■ **Required work**:
Copy the passage on access to the Bible below word for word, from "There have been many, and there still are many, who cannot" up to and including "do the same.".

■ **Selected extract**:
There have been many, and there still are many, who cannot read. Consequently, the printed Word of God is of little benefit to these illiterate individuals.
There have been many, and there still are many, in political and ecclesiastical bodies who keep God’s Word from those under their governance. Prior to the Reformation, the older Roman Catholic Church insisted that the Bible be kept from the common tongue. Today, many communistic governments, Islamic societies, and atheistic parents continue to do the same.
There have been many people groups, and there are still many cultures, which do not have the Word of God translated in their language. According to Wycliffe Translators, the full Bible is now available in 636 different languages, the New Testament is available in another 1442 languages, and selections of God’s Word have been translated in another 1145 languages. Therefore, 6.1 billion people have access to the printed Word. Yet, it is estimated there remains 160 million people without access to any part of Scripture in their primary language, and 1.5 billion individuals do not have the privilege of having a full Bible in their primary tongue.
In addition, due to proximity, poverty, or apathy, there have been many, and there still are many, who do not have personal copies of the Bible in their possession. God’s Word is out and about; it is all around them; but they are not impacted by it.
However, this is not the case for most reading this blog. Most of us hear the Bible read to us from the pulpit each Lord’s Day. We can then get in our cars and hear God’s Word read to us on the radio as we drive home. Following our time of worship, at any time we can select one of our many translations and hear God speak to us at our leisure. Then we can go about our business, and through our applications on our smart phones we can hide God’s Word in our hearts and in our pockets.
What a privilege!
What a responsibility! To whom much has been given, much is expected. Yes, we who have God’s Word always around us ought to think and walk differently than those suffering from biblical scarcity.
Therefore friends, how should we take advantage of the undeserved privilege given to us by God? We should devour his Word properly. And how should this be done? Christian fathers, writing from the seventeenth century in the Westminster Larger Catechism, have given us some good biblical counsel:
Question 157: How is the Word of God to be read?

■ **Dataset excerpt**:
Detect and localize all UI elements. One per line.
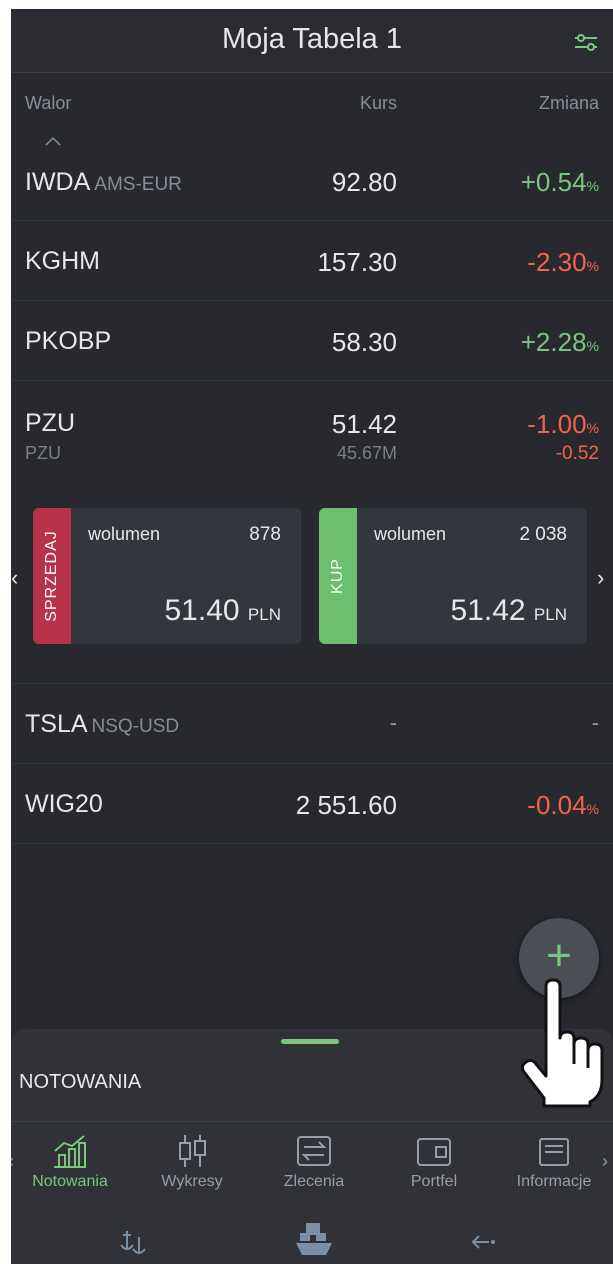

■ **Complete output**:
There have been many, and there still are many, who cannot read. Consequently, the printed Word of God is of little benefit to these illiterate individuals.
There have been many, and there still are many, in political and ecclesiastical bodies who keep God’s Word from those under their governance. Prior to the Reformation, the older Roman Catholic Church insisted that the Bible be kept from the common tongue. Today, many communistic governments, Islamic societies, and atheistic parents continue to do the same.